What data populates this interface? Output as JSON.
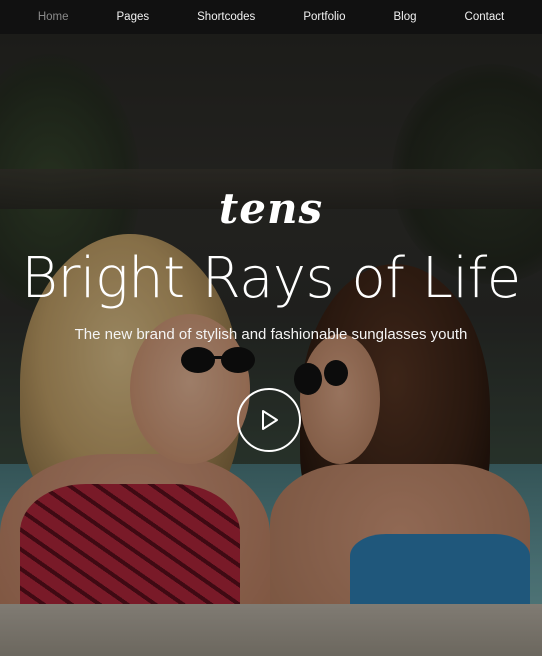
{
  "nav": {
    "items": [
      {
        "label": "Home",
        "active": true
      },
      {
        "label": "Pages",
        "active": false
      },
      {
        "label": "Shortcodes",
        "active": false
      },
      {
        "label": "Portfolio",
        "active": false
      },
      {
        "label": "Blog",
        "active": false
      },
      {
        "label": "Contact",
        "active": false
      }
    ]
  },
  "hero": {
    "logo": "tens",
    "headline": "Bright Rays of Life",
    "subtitle": "The new brand of stylish and fashionable sunglasses youth",
    "play_icon": "play-icon"
  },
  "colors": {
    "nav_bg": "#111111",
    "nav_text": "#f2f2f2",
    "nav_active": "#8a8a8a",
    "hero_text": "#ffffff"
  }
}
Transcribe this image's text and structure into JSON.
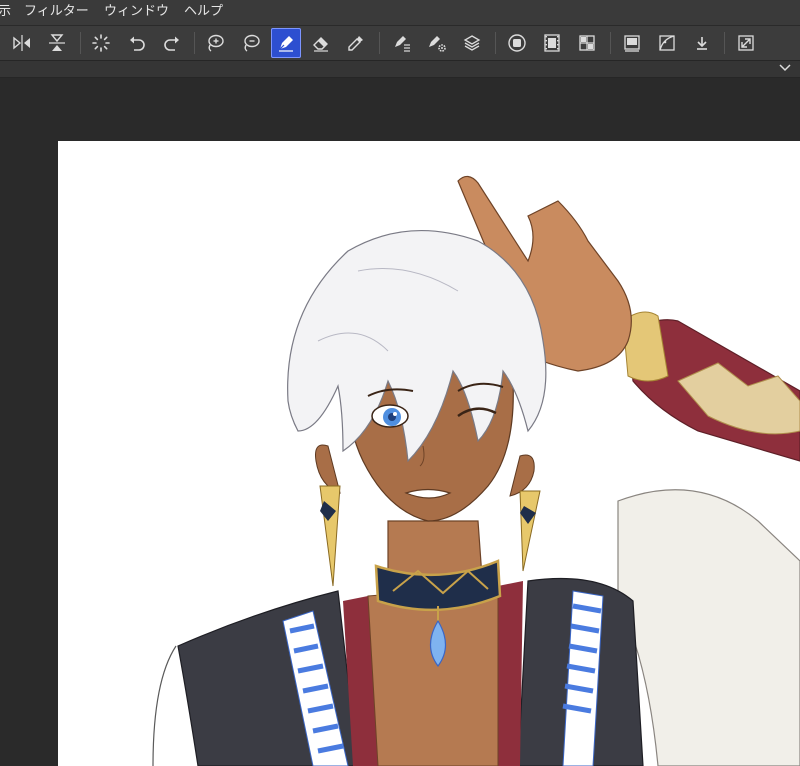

____________________

WHAT YOU ARE ASKED TO DO:
Retype all of the entries exactly as written, leaving out any images.

FINISHED TASK:
What data populates this interface? Output as JSON.
{
  "nav": {
    "items": [
      {
        "label": "Home",
        "active": true
      },
      {
        "label": "Pages",
        "active": false
      },
      {
        "label": "Shortcodes",
        "active": false
      },
      {
        "label": "Portfolio",
        "active": false
      },
      {
        "label": "Blog",
        "active": false
      },
      {
        "label": "Contact",
        "active": false
      }
    ]
  },
  "hero": {
    "logo": "tens",
    "headline": "Bright Rays of Life",
    "subtitle": "The new brand of stylish and fashionable sunglasses youth",
    "play_icon": "play-icon"
  },
  "colors": {
    "nav_bg": "#111111",
    "nav_text": "#f2f2f2",
    "nav_active": "#8a8a8a",
    "hero_text": "#ffffff"
  }
}
Transcribe this image's text and structure into JSON.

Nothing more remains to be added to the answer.